● EXCERPT PROVIDED:
Saturday, December 17, 2011

SaaS that has ASPX in the URL? Run away.

This is not a Windows bashing post. I worked on Windows exclusively for about 10 years and it's what we run in our house. Developing for Windows is a great experience, with Visual Studio, C#, the .NET framework, Microsoft has made it so. That said...

Heard of SaaS? It's all the hotness after software vendors figured out that selling software for businesses to run on their own computers wasn't going to work anymore. Thanks to the fast-paced American business market and pointy-haired CIO types, we no longer have funds for local IT folks to deploy and operate machinery. So we'll pay 3x as much for a "hosted" solution. That's where SaaS comes in to rip us off offer a solution.

In any case, two of the most appalling SaaS products I've seen in the past year has been from vendors who based their stack all on Microsoft technology. For one of them, when you take a look at their product, it takes about 10 seconds to figure out this is a mishmash of ASP.NET 1.0, 1.1, 2.0 (and so on), components. Overall, It has the old and truly busted behavior of a Microsoft "web application" that uses Viewstate and iframes. God help you if you refresh or hit the back button. The other vendor didn't even support non-IE for the first 3 months of us being on their platform. How our people ever decided to use this, since we almost all work on Macs, I'll never know, but it's absolutely outrageous in 2011 if your website doesn't support Safari, Chrome and Firefox.

The problem with using extensive Microsoft libraries like this is that you are bound to what they implement. The web will improve. Compare the HTML and Javascript used in 2000 to that of a website today. When you're depending on Microsoft's "webforms" and such to generate that code, you are at their whims for your user's experience. Then when Microsoft decides to upgrade that experience, you'll need to upgrade, but oftentimes that legacy code won't be easy to upgrade. Consider the state of the art in .NET web tech from 2002 until now: porting all of that UX from Webforms 1.0 to ASP.MVC ... that's just not easy.

In general, I would run away from Microsoft tech for building a SaaS unless there are circumstances that require it. One is integration with other services on the Windows platform. Then it makes a lot of sense. Let's say your SaaS specifically helps people manage IIS instances for their own websites, and those customers want to use IIS. Fine, whatever.

On my last Windows project, I did the math on how much we'd save in software licenses by moving to Linux. It was only around $250K... not enough to justify the move. But having been removed from Windows for work for a year now, I'm fairly convinced that when you're building a service, you should go for Linux and FOSS, and it has nothing to do with up front cost. You just don't control your own destiny otherwise. Problem with MSVC? Bitch to Microsoft on their issue voting system and hope they fix it. Problem with GCC? Patch that shit. And being a customer of SaaS, I'm just not going to trust vendors that don't understand this.

● DATASET ROWS:
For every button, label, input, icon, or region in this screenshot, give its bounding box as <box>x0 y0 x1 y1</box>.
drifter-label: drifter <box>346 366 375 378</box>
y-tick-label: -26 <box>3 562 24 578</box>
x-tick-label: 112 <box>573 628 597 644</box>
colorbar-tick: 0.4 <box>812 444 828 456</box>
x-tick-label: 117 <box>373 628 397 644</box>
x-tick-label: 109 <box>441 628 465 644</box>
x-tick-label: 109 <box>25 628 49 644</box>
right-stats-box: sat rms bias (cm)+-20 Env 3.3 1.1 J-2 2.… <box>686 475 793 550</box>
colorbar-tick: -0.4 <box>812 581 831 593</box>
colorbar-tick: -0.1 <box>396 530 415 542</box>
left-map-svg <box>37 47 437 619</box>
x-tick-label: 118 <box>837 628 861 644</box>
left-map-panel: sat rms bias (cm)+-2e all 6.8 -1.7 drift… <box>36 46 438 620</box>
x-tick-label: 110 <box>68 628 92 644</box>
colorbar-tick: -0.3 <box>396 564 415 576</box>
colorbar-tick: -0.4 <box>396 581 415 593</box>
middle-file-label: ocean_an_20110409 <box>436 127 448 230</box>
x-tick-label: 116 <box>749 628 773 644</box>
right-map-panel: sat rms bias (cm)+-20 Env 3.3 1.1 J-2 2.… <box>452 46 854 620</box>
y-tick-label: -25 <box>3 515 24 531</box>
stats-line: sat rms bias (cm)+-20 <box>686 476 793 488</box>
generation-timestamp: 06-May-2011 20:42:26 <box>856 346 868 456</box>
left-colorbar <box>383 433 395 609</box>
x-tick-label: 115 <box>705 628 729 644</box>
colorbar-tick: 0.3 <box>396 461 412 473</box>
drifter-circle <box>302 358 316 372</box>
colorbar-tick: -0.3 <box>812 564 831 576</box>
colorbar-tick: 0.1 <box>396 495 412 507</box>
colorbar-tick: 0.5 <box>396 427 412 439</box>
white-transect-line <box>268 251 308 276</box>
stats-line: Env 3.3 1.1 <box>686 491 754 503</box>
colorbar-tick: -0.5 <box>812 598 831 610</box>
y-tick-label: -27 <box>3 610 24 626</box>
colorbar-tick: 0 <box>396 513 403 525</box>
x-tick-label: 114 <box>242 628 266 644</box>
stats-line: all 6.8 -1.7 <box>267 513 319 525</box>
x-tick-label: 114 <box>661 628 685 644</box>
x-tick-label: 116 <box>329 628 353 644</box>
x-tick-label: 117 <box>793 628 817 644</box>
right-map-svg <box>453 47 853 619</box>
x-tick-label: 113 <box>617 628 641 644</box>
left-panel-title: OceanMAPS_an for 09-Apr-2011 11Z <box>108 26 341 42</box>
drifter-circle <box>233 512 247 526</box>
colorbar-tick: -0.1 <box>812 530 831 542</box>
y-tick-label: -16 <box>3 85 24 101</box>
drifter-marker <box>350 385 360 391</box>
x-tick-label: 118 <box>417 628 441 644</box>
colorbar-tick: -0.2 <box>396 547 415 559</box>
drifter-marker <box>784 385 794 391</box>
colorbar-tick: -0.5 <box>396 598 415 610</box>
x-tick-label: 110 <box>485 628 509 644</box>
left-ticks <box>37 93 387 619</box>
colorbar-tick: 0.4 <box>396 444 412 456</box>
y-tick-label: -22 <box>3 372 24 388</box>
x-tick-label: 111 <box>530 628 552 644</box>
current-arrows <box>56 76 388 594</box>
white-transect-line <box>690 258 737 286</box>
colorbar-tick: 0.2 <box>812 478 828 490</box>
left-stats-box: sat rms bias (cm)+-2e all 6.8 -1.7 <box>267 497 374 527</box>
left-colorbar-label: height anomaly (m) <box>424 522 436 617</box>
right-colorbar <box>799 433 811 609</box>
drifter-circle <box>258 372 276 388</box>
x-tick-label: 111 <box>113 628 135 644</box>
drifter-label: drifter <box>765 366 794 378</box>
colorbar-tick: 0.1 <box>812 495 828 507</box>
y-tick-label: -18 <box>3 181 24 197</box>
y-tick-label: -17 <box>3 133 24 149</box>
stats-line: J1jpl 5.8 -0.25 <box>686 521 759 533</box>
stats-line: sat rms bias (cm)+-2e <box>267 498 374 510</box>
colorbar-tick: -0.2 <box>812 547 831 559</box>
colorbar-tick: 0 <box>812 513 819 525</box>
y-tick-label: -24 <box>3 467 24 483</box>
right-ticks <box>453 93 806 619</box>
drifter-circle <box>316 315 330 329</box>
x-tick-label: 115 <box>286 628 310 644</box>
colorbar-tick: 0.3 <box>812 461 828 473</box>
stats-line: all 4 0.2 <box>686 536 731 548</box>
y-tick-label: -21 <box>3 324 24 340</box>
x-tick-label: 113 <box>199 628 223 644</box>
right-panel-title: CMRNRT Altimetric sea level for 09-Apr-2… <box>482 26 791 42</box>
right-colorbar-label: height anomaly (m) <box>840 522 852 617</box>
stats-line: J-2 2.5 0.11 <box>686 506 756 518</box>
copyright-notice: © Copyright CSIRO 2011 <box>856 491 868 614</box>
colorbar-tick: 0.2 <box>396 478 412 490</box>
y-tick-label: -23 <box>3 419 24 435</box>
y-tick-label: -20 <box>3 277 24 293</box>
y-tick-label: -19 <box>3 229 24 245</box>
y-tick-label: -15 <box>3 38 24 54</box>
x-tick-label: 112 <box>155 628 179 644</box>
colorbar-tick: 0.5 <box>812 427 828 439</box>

● YOUR TASK: Repeat word for word the part of the post about SaaS built on Microsoft technology starting at "In any case, two" and ending at "Chrome and Firefox.". These records aren't needed for anything here.

● ANSWER:
In any case, two of the most appalling SaaS products I've seen in the past year has been from vendors who based their stack all on Microsoft technology. For one of them, when you take a look at their product, it takes about 10 seconds to figure out this is a mishmash of ASP.NET 1.0, 1.1, 2.0 (and so on), components. Overall, It has the old and truly busted behavior of a Microsoft "web application" that uses Viewstate and iframes. God help you if you refresh or hit the back button. The other vendor didn't even support non-IE for the first 3 months of us being on their platform. How our people ever decided to use this, since we almost all work on Macs, I'll never know, but it's absolutely outrageous in 2011 if your website doesn't support Safari, Chrome and Firefox.